Dataset extract ::
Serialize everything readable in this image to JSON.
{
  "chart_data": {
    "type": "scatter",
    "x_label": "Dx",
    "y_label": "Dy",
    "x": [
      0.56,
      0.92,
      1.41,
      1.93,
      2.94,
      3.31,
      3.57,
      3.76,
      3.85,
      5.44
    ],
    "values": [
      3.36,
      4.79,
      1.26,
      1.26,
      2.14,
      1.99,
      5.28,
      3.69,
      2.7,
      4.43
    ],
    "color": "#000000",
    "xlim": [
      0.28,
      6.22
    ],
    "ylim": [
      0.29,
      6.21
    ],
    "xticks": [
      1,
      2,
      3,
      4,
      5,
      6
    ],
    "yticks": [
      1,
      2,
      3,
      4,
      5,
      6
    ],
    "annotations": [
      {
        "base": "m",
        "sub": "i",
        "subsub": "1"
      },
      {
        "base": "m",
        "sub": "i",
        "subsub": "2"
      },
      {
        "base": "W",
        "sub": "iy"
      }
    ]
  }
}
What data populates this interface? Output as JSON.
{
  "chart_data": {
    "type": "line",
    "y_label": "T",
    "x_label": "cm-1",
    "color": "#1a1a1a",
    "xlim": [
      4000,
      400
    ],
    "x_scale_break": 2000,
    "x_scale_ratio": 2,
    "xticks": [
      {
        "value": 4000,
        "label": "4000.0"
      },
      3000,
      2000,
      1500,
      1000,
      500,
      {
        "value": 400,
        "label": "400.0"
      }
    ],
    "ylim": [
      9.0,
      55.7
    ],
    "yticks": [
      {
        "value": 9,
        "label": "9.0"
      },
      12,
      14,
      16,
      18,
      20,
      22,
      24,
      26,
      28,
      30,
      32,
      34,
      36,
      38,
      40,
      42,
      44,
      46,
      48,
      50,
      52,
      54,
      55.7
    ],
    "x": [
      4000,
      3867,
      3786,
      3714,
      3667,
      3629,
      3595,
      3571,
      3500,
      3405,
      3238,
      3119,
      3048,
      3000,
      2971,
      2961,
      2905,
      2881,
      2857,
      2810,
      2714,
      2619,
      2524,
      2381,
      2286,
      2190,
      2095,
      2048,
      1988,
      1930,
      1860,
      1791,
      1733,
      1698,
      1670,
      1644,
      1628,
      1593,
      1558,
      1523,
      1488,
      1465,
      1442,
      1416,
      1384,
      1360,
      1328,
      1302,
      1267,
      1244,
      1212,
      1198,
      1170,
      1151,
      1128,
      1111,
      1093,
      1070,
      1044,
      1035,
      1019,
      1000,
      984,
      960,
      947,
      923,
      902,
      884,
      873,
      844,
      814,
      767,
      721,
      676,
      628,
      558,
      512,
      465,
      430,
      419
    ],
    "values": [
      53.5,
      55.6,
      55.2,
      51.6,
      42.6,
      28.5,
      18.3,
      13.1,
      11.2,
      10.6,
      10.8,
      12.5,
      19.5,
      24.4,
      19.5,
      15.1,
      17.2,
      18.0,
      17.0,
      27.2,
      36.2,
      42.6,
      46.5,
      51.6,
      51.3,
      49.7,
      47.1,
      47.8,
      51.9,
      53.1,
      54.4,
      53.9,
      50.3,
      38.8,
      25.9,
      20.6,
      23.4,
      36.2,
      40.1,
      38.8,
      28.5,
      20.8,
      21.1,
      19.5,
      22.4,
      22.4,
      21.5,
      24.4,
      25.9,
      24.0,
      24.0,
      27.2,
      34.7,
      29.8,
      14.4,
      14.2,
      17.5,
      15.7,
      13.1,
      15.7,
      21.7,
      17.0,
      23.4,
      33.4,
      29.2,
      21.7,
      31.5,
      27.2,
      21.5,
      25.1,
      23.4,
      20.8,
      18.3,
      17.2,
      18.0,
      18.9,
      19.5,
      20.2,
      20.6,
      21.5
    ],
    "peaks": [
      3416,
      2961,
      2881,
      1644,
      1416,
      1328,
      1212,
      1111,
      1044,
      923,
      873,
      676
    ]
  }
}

Problem description :: From the entries above, copy each line holding "JSON".

Result ::
Serialize everything readable in this image to JSON.
What data populates this interface? Output as JSON.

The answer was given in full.